What follows is a set of entries. Repeat them exactly, but not their pictures.

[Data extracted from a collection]
## Begin

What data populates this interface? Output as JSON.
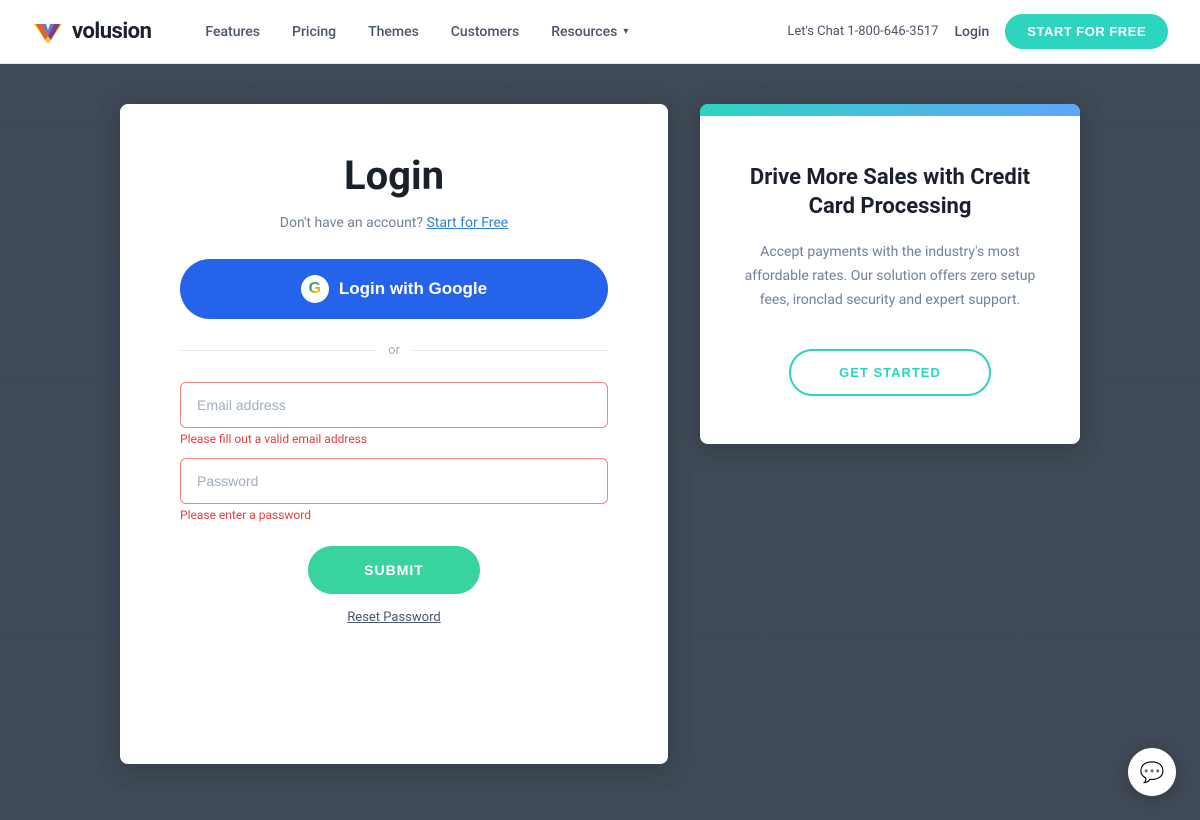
{
  "nav": {
    "logo_text": "volusion",
    "links": [
      {
        "label": "Features",
        "id": "features"
      },
      {
        "label": "Pricing",
        "id": "pricing"
      },
      {
        "label": "Themes",
        "id": "themes"
      },
      {
        "label": "Customers",
        "id": "customers"
      },
      {
        "label": "Resources",
        "id": "resources",
        "has_chevron": true
      }
    ],
    "chat_text": "Let's Chat  1-800-646-3517",
    "login_label": "Login",
    "cta_label": "START FOR FREE"
  },
  "login": {
    "title": "Login",
    "subtitle_text": "Don't have an account?",
    "start_free_link": "Start for Free",
    "google_btn_label": "Login with Google",
    "divider_text": "or",
    "email_placeholder": "Email address",
    "email_error": "Please fill out a valid email address",
    "password_placeholder": "Password",
    "password_error": "Please enter a password",
    "submit_label": "SUBMIT",
    "reset_label": "Reset Password"
  },
  "promo": {
    "title": "Drive More Sales with Credit Card Processing",
    "description": "Accept payments with the industry's most affordable rates. Our solution offers zero setup fees, ironclad security and expert support.",
    "cta_label": "GET STARTED"
  },
  "chat": {
    "icon": "💬"
  }
}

## End

• RESULT FOR THIS TASK
What data populates this interface? Output as JSON.
{
  "nav": {
    "logo_text": "volusion",
    "links": [
      {
        "label": "Features",
        "id": "features"
      },
      {
        "label": "Pricing",
        "id": "pricing"
      },
      {
        "label": "Themes",
        "id": "themes"
      },
      {
        "label": "Customers",
        "id": "customers"
      },
      {
        "label": "Resources",
        "id": "resources",
        "has_chevron": true
      }
    ],
    "chat_text": "Let's Chat  1-800-646-3517",
    "login_label": "Login",
    "cta_label": "START FOR FREE"
  },
  "login": {
    "title": "Login",
    "subtitle_text": "Don't have an account?",
    "start_free_link": "Start for Free",
    "google_btn_label": "Login with Google",
    "divider_text": "or",
    "email_placeholder": "Email address",
    "email_error": "Please fill out a valid email address",
    "password_placeholder": "Password",
    "password_error": "Please enter a password",
    "submit_label": "SUBMIT",
    "reset_label": "Reset Password"
  },
  "promo": {
    "title": "Drive More Sales with Credit Card Processing",
    "description": "Accept payments with the industry's most affordable rates. Our solution offers zero setup fees, ironclad security and expert support.",
    "cta_label": "GET STARTED"
  },
  "chat": {
    "icon": "💬"
  }
}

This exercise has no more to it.